Requirements:
Reproduce the listing below line for line, with every character and its original order unchanged.

Given entries:
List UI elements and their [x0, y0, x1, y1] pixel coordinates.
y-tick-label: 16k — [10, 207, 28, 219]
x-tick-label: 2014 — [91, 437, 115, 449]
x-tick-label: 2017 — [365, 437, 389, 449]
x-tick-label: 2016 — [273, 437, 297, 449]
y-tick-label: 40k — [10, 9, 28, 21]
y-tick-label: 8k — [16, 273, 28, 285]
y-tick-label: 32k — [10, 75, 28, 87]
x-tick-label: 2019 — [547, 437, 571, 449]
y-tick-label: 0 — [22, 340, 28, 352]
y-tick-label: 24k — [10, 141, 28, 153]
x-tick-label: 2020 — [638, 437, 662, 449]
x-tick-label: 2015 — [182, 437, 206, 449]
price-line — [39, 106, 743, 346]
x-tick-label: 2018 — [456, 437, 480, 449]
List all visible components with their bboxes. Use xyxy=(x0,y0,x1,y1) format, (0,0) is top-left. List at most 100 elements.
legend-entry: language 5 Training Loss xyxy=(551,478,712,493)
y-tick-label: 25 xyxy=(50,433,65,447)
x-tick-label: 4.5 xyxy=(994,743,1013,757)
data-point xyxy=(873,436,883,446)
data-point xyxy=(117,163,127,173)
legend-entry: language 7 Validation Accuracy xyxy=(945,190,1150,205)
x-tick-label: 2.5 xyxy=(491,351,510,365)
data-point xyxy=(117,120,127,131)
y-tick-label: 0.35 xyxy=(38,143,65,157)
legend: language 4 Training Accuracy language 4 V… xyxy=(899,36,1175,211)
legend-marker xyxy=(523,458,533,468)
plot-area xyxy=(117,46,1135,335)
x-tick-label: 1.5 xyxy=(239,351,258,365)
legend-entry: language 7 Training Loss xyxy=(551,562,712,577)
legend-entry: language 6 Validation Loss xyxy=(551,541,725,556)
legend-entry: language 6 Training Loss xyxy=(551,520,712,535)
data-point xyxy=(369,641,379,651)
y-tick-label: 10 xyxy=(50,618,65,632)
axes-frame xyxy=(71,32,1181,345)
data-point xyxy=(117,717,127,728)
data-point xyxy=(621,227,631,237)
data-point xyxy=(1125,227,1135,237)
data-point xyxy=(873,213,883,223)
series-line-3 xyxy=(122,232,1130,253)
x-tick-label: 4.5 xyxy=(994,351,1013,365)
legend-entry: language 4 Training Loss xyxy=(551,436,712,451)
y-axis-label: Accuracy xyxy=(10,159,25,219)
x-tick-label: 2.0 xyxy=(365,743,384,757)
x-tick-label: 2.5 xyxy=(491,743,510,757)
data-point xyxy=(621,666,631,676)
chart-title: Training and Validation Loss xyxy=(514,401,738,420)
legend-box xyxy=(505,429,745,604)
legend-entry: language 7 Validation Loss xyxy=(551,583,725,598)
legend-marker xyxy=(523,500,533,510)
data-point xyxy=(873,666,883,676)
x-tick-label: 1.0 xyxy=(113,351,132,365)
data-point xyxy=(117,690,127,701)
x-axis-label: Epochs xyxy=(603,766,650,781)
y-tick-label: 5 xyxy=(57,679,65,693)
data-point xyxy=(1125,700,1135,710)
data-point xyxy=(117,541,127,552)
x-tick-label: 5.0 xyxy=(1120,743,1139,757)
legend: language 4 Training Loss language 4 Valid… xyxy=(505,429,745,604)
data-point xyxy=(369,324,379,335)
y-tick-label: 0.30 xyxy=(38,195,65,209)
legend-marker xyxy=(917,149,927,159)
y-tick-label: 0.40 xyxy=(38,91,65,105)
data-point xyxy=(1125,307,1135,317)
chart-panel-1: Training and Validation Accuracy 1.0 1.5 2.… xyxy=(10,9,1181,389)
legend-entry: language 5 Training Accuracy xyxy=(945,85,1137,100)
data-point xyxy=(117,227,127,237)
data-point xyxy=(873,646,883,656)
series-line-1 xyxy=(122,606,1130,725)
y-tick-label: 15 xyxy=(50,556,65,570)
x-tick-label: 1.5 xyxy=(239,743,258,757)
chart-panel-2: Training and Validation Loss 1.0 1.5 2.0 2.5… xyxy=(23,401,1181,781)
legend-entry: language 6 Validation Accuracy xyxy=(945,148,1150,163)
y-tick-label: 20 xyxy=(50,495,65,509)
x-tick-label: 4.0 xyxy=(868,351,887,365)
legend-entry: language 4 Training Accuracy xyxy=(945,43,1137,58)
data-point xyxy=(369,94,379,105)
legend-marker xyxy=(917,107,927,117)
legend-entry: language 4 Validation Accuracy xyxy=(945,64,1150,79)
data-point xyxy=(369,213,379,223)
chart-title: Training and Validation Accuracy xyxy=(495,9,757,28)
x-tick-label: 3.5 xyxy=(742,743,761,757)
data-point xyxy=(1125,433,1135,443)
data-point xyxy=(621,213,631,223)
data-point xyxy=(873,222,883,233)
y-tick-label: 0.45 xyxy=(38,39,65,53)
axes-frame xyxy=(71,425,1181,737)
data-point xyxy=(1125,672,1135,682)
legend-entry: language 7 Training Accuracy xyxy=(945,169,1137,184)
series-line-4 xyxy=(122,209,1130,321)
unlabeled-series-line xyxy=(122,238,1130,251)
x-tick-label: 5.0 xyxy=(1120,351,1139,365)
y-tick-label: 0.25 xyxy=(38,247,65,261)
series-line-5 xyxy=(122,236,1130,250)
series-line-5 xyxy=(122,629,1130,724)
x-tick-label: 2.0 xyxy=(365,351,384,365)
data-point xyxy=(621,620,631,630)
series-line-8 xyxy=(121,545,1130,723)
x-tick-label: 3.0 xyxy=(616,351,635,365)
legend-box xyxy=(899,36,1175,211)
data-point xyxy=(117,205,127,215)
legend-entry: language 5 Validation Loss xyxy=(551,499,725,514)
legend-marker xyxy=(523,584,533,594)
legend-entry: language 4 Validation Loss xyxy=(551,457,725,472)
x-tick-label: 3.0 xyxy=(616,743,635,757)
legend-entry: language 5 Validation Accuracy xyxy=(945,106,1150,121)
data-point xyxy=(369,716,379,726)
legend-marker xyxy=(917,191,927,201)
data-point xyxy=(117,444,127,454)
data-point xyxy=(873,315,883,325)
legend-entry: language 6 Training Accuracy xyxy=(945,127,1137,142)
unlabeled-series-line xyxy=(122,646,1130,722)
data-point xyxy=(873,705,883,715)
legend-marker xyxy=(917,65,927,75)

Final result:
List UI elements and their [x0, y0, x1, y1] pixel coordinates.
y-tick-label: 16k — [10, 207, 28, 219]
x-tick-label: 2014 — [91, 437, 115, 449]
x-tick-label: 2017 — [365, 437, 389, 449]
x-tick-label: 2016 — [273, 437, 297, 449]
y-tick-label: 40k — [10, 9, 28, 21]
y-tick-label: 8k — [16, 273, 28, 285]
y-tick-label: 32k — [10, 75, 28, 87]
x-tick-label: 2019 — [547, 437, 571, 449]
y-tick-label: 0 — [22, 340, 28, 352]
y-tick-label: 24k — [10, 141, 28, 153]
x-tick-label: 2020 — [638, 437, 662, 449]
x-tick-label: 2015 — [182, 437, 206, 449]
price-line — [39, 106, 743, 346]
x-tick-label: 2018 — [456, 437, 480, 449]
List all visible components with their bboxes. Use xyxy=(x0,y0,x1,y1) format, (0,0) is top-left. List at most 100 elements.
legend-entry: language 5 Training Loss xyxy=(551,478,712,493)
y-tick-label: 25 xyxy=(50,433,65,447)
x-tick-label: 4.5 xyxy=(994,743,1013,757)
data-point xyxy=(873,436,883,446)
data-point xyxy=(117,163,127,173)
legend-entry: language 7 Validation Accuracy xyxy=(945,190,1150,205)
x-tick-label: 2.5 xyxy=(491,351,510,365)
data-point xyxy=(117,120,127,131)
y-tick-label: 0.35 xyxy=(38,143,65,157)
legend: language 4 Training Accuracy language 4 V… xyxy=(899,36,1175,211)
legend-marker xyxy=(523,458,533,468)
plot-area xyxy=(117,46,1135,335)
x-tick-label: 1.5 xyxy=(239,351,258,365)
legend-entry: language 7 Training Loss xyxy=(551,562,712,577)
legend-entry: language 6 Validation Loss xyxy=(551,541,725,556)
legend-entry: language 6 Training Loss xyxy=(551,520,712,535)
data-point xyxy=(369,641,379,651)
y-tick-label: 10 xyxy=(50,618,65,632)
axes-frame xyxy=(71,32,1181,345)
data-point xyxy=(117,717,127,728)
data-point xyxy=(621,227,631,237)
data-point xyxy=(1125,227,1135,237)
data-point xyxy=(873,213,883,223)
series-line-3 xyxy=(122,232,1130,253)
x-tick-label: 4.5 xyxy=(994,351,1013,365)
legend-entry: language 4 Training Loss xyxy=(551,436,712,451)
y-axis-label: Accuracy xyxy=(10,159,25,219)
x-tick-label: 2.0 xyxy=(365,743,384,757)
x-tick-label: 2.5 xyxy=(491,743,510,757)
data-point xyxy=(621,666,631,676)
chart-title: Training and Validation Loss xyxy=(514,401,738,420)
legend-box xyxy=(505,429,745,604)
legend-entry: language 7 Validation Loss xyxy=(551,583,725,598)
legend-marker xyxy=(523,500,533,510)
data-point xyxy=(873,666,883,676)
x-tick-label: 1.0 xyxy=(113,351,132,365)
data-point xyxy=(117,690,127,701)
x-axis-label: Epochs xyxy=(603,766,650,781)
y-tick-label: 5 xyxy=(57,679,65,693)
data-point xyxy=(1125,700,1135,710)
data-point xyxy=(117,541,127,552)
x-tick-label: 5.0 xyxy=(1120,743,1139,757)
legend: language 4 Training Loss language 4 Valid… xyxy=(505,429,745,604)
data-point xyxy=(369,324,379,335)
y-tick-label: 0.30 xyxy=(38,195,65,209)
legend-marker xyxy=(917,149,927,159)
y-tick-label: 0.40 xyxy=(38,91,65,105)
data-point xyxy=(1125,307,1135,317)
chart-panel-1: Training and Validation Accuracy 1.0 1.5 2.… xyxy=(10,9,1181,389)
legend-entry: language 5 Training Accuracy xyxy=(945,85,1137,100)
data-point xyxy=(117,227,127,237)
data-point xyxy=(873,646,883,656)
series-line-1 xyxy=(122,606,1130,725)
y-tick-label: 15 xyxy=(50,556,65,570)
x-tick-label: 1.5 xyxy=(239,743,258,757)
chart-panel-2: Training and Validation Loss 1.0 1.5 2.0 2.5… xyxy=(23,401,1181,781)
legend-entry: language 6 Validation Accuracy xyxy=(945,148,1150,163)
y-tick-label: 20 xyxy=(50,495,65,509)
x-tick-label: 4.0 xyxy=(868,351,887,365)
legend-entry: language 4 Training Accuracy xyxy=(945,43,1137,58)
data-point xyxy=(369,94,379,105)
legend-marker xyxy=(917,107,927,117)
legend-entry: language 4 Validation Accuracy xyxy=(945,64,1150,79)
data-point xyxy=(369,213,379,223)
chart-title: Training and Validation Accuracy xyxy=(495,9,757,28)
x-tick-label: 3.5 xyxy=(742,743,761,757)
data-point xyxy=(1125,433,1135,443)
data-point xyxy=(621,213,631,223)
data-point xyxy=(873,222,883,233)
y-tick-label: 0.45 xyxy=(38,39,65,53)
axes-frame xyxy=(71,425,1181,737)
data-point xyxy=(1125,672,1135,682)
legend-entry: language 7 Training Accuracy xyxy=(945,169,1137,184)
series-line-4 xyxy=(122,209,1130,321)
unlabeled-series-line xyxy=(122,238,1130,251)
x-tick-label: 5.0 xyxy=(1120,351,1139,365)
y-tick-label: 0.25 xyxy=(38,247,65,261)
series-line-5 xyxy=(122,236,1130,250)
series-line-5 xyxy=(122,629,1130,724)
x-tick-label: 2.0 xyxy=(365,351,384,365)
data-point xyxy=(621,620,631,630)
series-line-8 xyxy=(121,545,1130,723)
x-tick-label: 3.0 xyxy=(616,351,635,365)
legend-box xyxy=(899,36,1175,211)
data-point xyxy=(117,205,127,215)
legend-entry: language 5 Validation Loss xyxy=(551,499,725,514)
legend-marker xyxy=(523,584,533,594)
legend-entry: language 4 Validation Loss xyxy=(551,457,725,472)
x-tick-label: 3.0 xyxy=(616,743,635,757)
legend-entry: language 5 Validation Accuracy xyxy=(945,106,1150,121)
data-point xyxy=(369,716,379,726)
legend-marker xyxy=(917,191,927,201)
data-point xyxy=(117,444,127,454)
data-point xyxy=(873,315,883,325)
legend-entry: language 6 Training Accuracy xyxy=(945,127,1137,142)
unlabeled-series-line xyxy=(122,646,1130,722)
data-point xyxy=(873,705,883,715)
legend-marker xyxy=(917,65,927,75)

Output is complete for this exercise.